— start of Record extracts —

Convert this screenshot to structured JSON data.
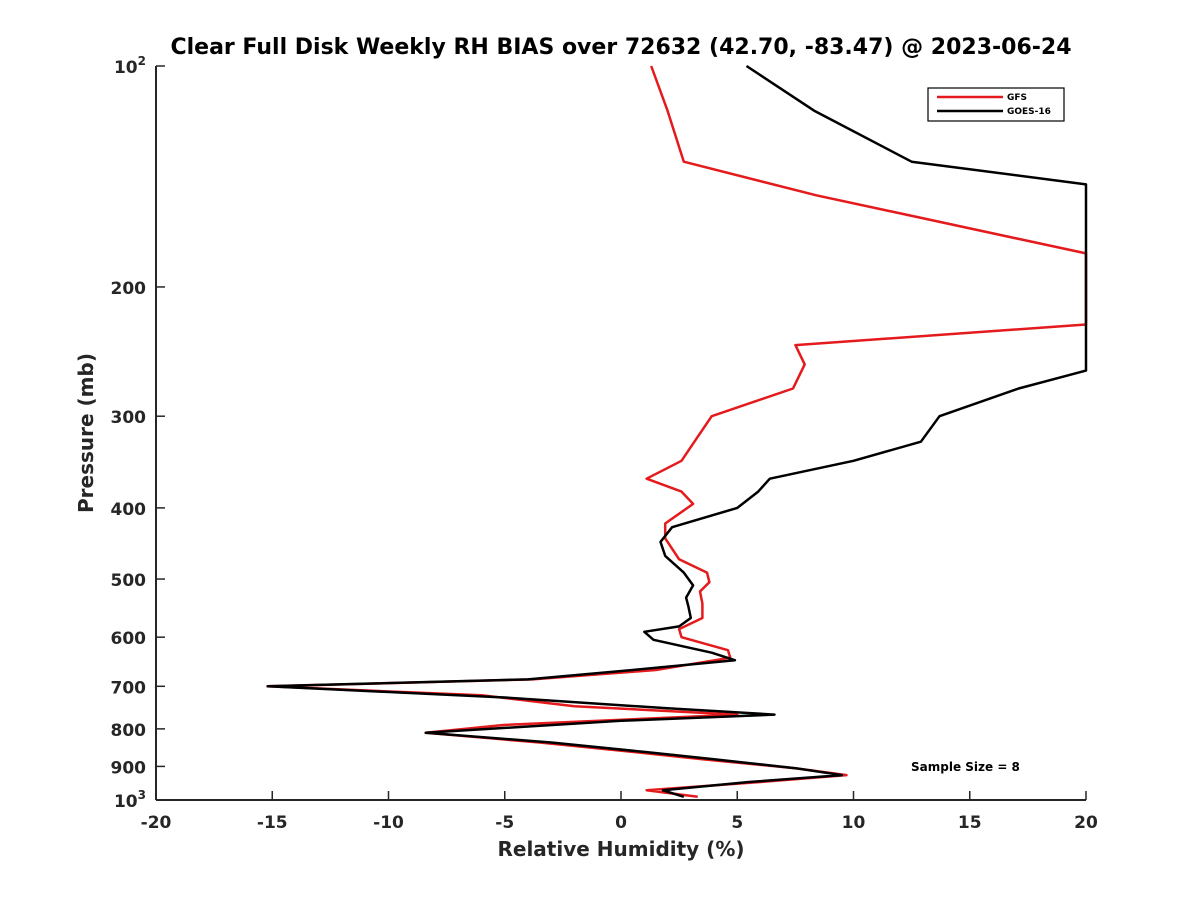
{
  "chart_data": {
    "type": "line",
    "title": "Clear Full Disk Weekly RH BIAS over 72632 (42.70, -83.47) @ 2023-06-24",
    "xlabel": "Relative Humidity (%)",
    "ylabel": "Pressure (mb)",
    "xlim": [
      -20,
      20
    ],
    "ylim": [
      100,
      1000
    ],
    "y_scale": "log",
    "y_reversed": true,
    "x_ticks": [
      "-20",
      "-15",
      "-10",
      "-5",
      "0",
      "5",
      "10",
      "15",
      "20"
    ],
    "y_ticks": [
      {
        "value": 100,
        "base": "10",
        "exp": "2"
      },
      {
        "value": 200,
        "label": "200"
      },
      {
        "value": 300,
        "label": "300"
      },
      {
        "value": 400,
        "label": "400"
      },
      {
        "value": 500,
        "label": "500"
      },
      {
        "value": 600,
        "label": "600"
      },
      {
        "value": 700,
        "label": "700"
      },
      {
        "value": 800,
        "label": "800"
      },
      {
        "value": 900,
        "label": "900"
      },
      {
        "value": 1000,
        "base": "10",
        "exp": "3"
      }
    ],
    "legend": {
      "placement": "top-right",
      "entries": [
        "GFS",
        "GOES-16"
      ]
    },
    "annotation": "Sample Size = 8",
    "grid": false,
    "series": [
      {
        "name": "GFS",
        "color": "#e41a1c",
        "points": [
          [
            1.3,
            100
          ],
          [
            2.0,
            115
          ],
          [
            2.7,
            135
          ],
          [
            8.4,
            150
          ],
          [
            20.0,
            180
          ],
          [
            20.0,
            225
          ],
          [
            7.5,
            240
          ],
          [
            7.9,
            255
          ],
          [
            7.4,
            275
          ],
          [
            3.9,
            300
          ],
          [
            3.3,
            320
          ],
          [
            2.6,
            345
          ],
          [
            1.1,
            365
          ],
          [
            2.6,
            380
          ],
          [
            3.1,
            395
          ],
          [
            1.9,
            420
          ],
          [
            1.9,
            440
          ],
          [
            2.5,
            470
          ],
          [
            3.7,
            490
          ],
          [
            3.8,
            505
          ],
          [
            3.4,
            520
          ],
          [
            3.5,
            540
          ],
          [
            3.5,
            565
          ],
          [
            2.5,
            585
          ],
          [
            2.6,
            600
          ],
          [
            4.6,
            625
          ],
          [
            4.7,
            640
          ],
          [
            1.5,
            665
          ],
          [
            -3.8,
            685
          ],
          [
            -15.2,
            700
          ],
          [
            -6.0,
            720
          ],
          [
            -2.0,
            745
          ],
          [
            5.0,
            765
          ],
          [
            -5.0,
            790
          ],
          [
            -8.4,
            810
          ],
          [
            -3.5,
            835
          ],
          [
            0.5,
            860
          ],
          [
            3.5,
            880
          ],
          [
            7.5,
            905
          ],
          [
            9.7,
            925
          ],
          [
            6.0,
            945
          ],
          [
            1.1,
            970
          ],
          [
            3.3,
            990
          ]
        ]
      },
      {
        "name": "GOES-16",
        "color": "#000000",
        "points": [
          [
            5.4,
            100
          ],
          [
            8.3,
            115
          ],
          [
            12.5,
            135
          ],
          [
            20.0,
            145
          ],
          [
            20.0,
            260
          ],
          [
            17.1,
            275
          ],
          [
            13.7,
            300
          ],
          [
            12.9,
            325
          ],
          [
            10.0,
            345
          ],
          [
            6.4,
            365
          ],
          [
            5.9,
            380
          ],
          [
            5.0,
            400
          ],
          [
            2.2,
            425
          ],
          [
            1.7,
            445
          ],
          [
            1.9,
            465
          ],
          [
            2.7,
            490
          ],
          [
            3.1,
            510
          ],
          [
            2.8,
            530
          ],
          [
            2.9,
            545
          ],
          [
            3.0,
            565
          ],
          [
            2.5,
            580
          ],
          [
            1.0,
            590
          ],
          [
            1.4,
            605
          ],
          [
            3.9,
            630
          ],
          [
            4.9,
            645
          ],
          [
            0.5,
            665
          ],
          [
            -4.0,
            685
          ],
          [
            -15.2,
            700
          ],
          [
            -5.0,
            725
          ],
          [
            2.0,
            750
          ],
          [
            6.6,
            765
          ],
          [
            0.0,
            780
          ],
          [
            -8.4,
            810
          ],
          [
            -3.0,
            835
          ],
          [
            1.0,
            860
          ],
          [
            4.0,
            880
          ],
          [
            7.5,
            905
          ],
          [
            9.5,
            925
          ],
          [
            5.5,
            945
          ],
          [
            1.8,
            970
          ],
          [
            2.7,
            990
          ]
        ]
      }
    ]
  }
}
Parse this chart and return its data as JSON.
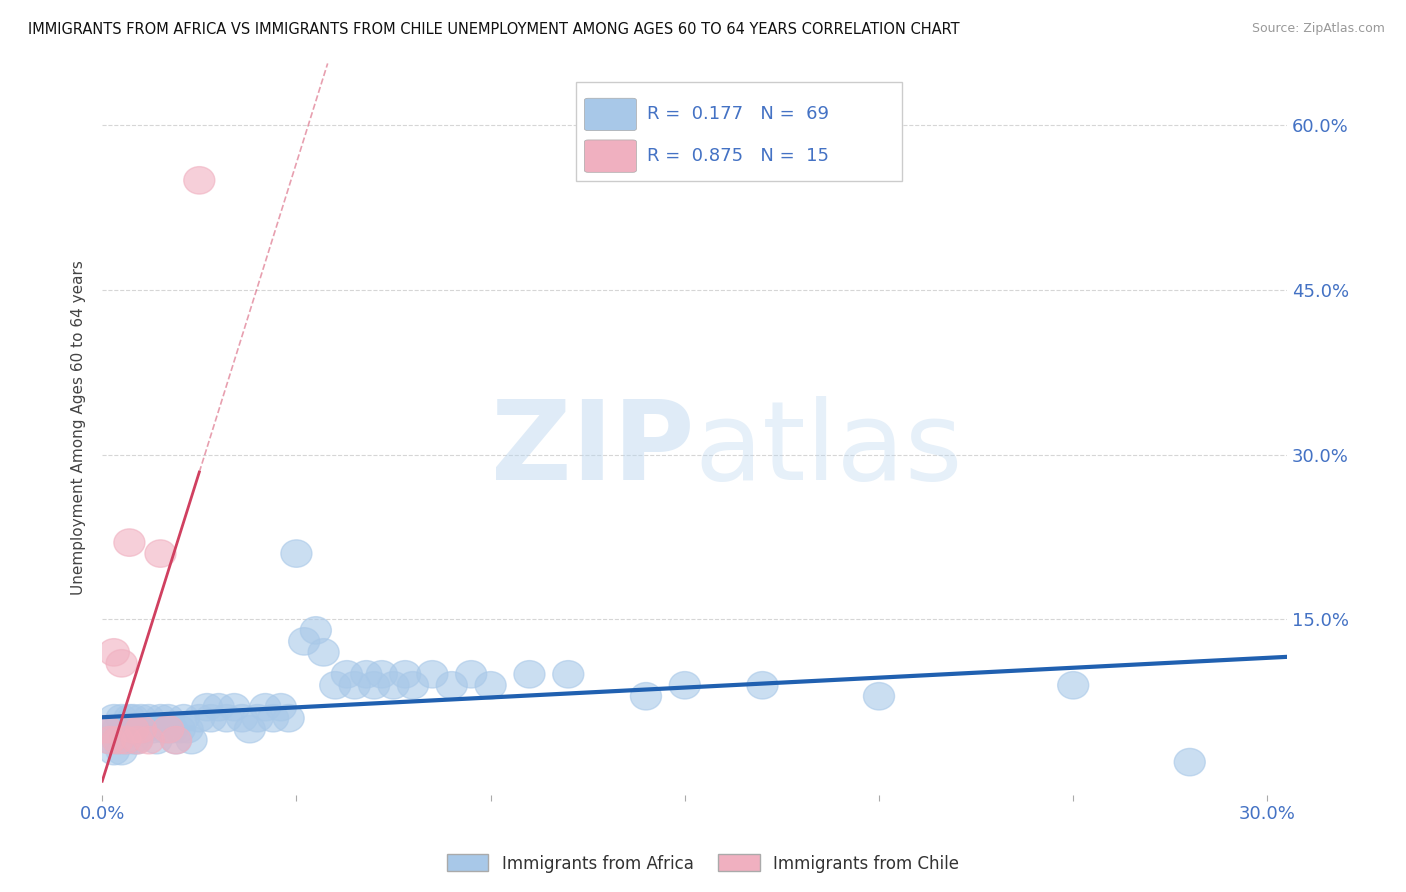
{
  "title": "IMMIGRANTS FROM AFRICA VS IMMIGRANTS FROM CHILE UNEMPLOYMENT AMONG AGES 60 TO 64 YEARS CORRELATION CHART",
  "source": "Source: ZipAtlas.com",
  "ylabel_label": "Unemployment Among Ages 60 to 64 years",
  "legend_labels": [
    "Immigrants from Africa",
    "Immigrants from Chile"
  ],
  "R_africa": 0.177,
  "N_africa": 69,
  "R_chile": 0.875,
  "N_chile": 15,
  "watermark_zip": "ZIP",
  "watermark_atlas": "atlas",
  "africa_color": "#a8c8e8",
  "africa_line_color": "#2060b0",
  "chile_color": "#f0b0c0",
  "chile_line_color": "#d04060",
  "africa_scatter_x": [
    0.001,
    0.002,
    0.003,
    0.003,
    0.004,
    0.004,
    0.005,
    0.005,
    0.006,
    0.006,
    0.007,
    0.007,
    0.008,
    0.008,
    0.009,
    0.009,
    0.01,
    0.01,
    0.011,
    0.012,
    0.013,
    0.014,
    0.015,
    0.016,
    0.017,
    0.018,
    0.019,
    0.02,
    0.021,
    0.022,
    0.023,
    0.025,
    0.027,
    0.028,
    0.03,
    0.032,
    0.034,
    0.036,
    0.038,
    0.04,
    0.042,
    0.044,
    0.046,
    0.048,
    0.05,
    0.052,
    0.055,
    0.057,
    0.06,
    0.063,
    0.065,
    0.068,
    0.07,
    0.072,
    0.075,
    0.078,
    0.08,
    0.085,
    0.09,
    0.095,
    0.1,
    0.11,
    0.12,
    0.14,
    0.15,
    0.17,
    0.2,
    0.25,
    0.28
  ],
  "africa_scatter_y": [
    0.05,
    0.04,
    0.06,
    0.03,
    0.05,
    0.04,
    0.06,
    0.03,
    0.05,
    0.04,
    0.06,
    0.05,
    0.04,
    0.06,
    0.05,
    0.04,
    0.05,
    0.06,
    0.05,
    0.06,
    0.05,
    0.04,
    0.06,
    0.05,
    0.06,
    0.05,
    0.04,
    0.05,
    0.06,
    0.05,
    0.04,
    0.06,
    0.07,
    0.06,
    0.07,
    0.06,
    0.07,
    0.06,
    0.05,
    0.06,
    0.07,
    0.06,
    0.07,
    0.06,
    0.21,
    0.13,
    0.14,
    0.12,
    0.09,
    0.1,
    0.09,
    0.1,
    0.09,
    0.1,
    0.09,
    0.1,
    0.09,
    0.1,
    0.09,
    0.1,
    0.09,
    0.1,
    0.1,
    0.08,
    0.09,
    0.09,
    0.08,
    0.09,
    0.02
  ],
  "chile_scatter_x": [
    0.001,
    0.002,
    0.003,
    0.004,
    0.005,
    0.006,
    0.007,
    0.008,
    0.009,
    0.01,
    0.012,
    0.015,
    0.017,
    0.019,
    0.025
  ],
  "chile_scatter_y": [
    0.05,
    0.04,
    0.12,
    0.04,
    0.11,
    0.04,
    0.22,
    0.05,
    0.04,
    0.05,
    0.04,
    0.21,
    0.05,
    0.04,
    0.55
  ],
  "xlim": [
    0.0,
    0.305
  ],
  "ylim": [
    -0.01,
    0.66
  ],
  "ytick_vals": [
    0.15,
    0.3,
    0.45,
    0.6
  ],
  "ytick_labels": [
    "15.0%",
    "30.0%",
    "45.0%",
    "60.0%"
  ],
  "xtick_vals": [
    0.0,
    0.05,
    0.1,
    0.15,
    0.2,
    0.25,
    0.3
  ],
  "grid_color": "#cccccc",
  "bg_color": "#ffffff",
  "title_color": "#111111",
  "source_color": "#999999",
  "tick_color": "#4472c4",
  "axis_label_color": "#444444"
}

— end of Record extracts —

What the task requires: Pick out every line above that contains the word "this" and copy it.

Reply:
Convert this screenshot to structured JSON data.
Parse this chart and return its data as JSON.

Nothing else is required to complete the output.